## START
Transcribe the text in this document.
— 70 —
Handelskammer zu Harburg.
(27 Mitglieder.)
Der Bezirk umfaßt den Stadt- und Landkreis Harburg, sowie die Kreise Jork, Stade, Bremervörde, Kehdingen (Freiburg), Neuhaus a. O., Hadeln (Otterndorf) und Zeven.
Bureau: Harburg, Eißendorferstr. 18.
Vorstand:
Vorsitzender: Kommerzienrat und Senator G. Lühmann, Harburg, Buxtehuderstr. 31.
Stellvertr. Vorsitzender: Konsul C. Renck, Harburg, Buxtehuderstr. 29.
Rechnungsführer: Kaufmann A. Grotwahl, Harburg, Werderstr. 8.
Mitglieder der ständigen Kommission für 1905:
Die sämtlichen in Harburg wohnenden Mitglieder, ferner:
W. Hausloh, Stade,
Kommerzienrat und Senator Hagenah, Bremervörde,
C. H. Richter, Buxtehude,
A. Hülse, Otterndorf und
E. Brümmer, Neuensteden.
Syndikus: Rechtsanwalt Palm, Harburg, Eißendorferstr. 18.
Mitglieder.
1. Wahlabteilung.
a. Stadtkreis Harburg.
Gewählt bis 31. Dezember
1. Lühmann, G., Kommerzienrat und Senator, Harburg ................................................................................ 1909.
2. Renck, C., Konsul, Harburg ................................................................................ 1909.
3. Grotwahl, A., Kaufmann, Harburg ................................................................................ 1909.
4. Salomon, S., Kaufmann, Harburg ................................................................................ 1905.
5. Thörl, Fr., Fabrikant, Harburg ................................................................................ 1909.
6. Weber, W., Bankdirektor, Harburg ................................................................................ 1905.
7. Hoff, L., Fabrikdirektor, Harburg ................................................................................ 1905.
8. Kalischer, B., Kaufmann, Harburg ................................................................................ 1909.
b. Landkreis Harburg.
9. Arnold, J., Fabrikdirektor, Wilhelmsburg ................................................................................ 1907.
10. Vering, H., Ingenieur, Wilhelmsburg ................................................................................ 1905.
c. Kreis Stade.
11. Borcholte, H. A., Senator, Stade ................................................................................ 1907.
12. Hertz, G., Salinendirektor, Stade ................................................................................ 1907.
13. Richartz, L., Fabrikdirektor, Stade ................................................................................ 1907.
## END
• _Exercise description_: Show all lines above holding "Bremervörde".

• _Exercise output_:
Der Bezirk umfaßt den Stadt- und Landkreis Harburg, sowie die Kreise Jork, Stade, Bremervörde, Kehdingen (Freiburg), Neuhaus a. O., Hadeln (Otterndorf) und Zeven.
Kommerzienrat und Senator Hagenah, Bremervörde,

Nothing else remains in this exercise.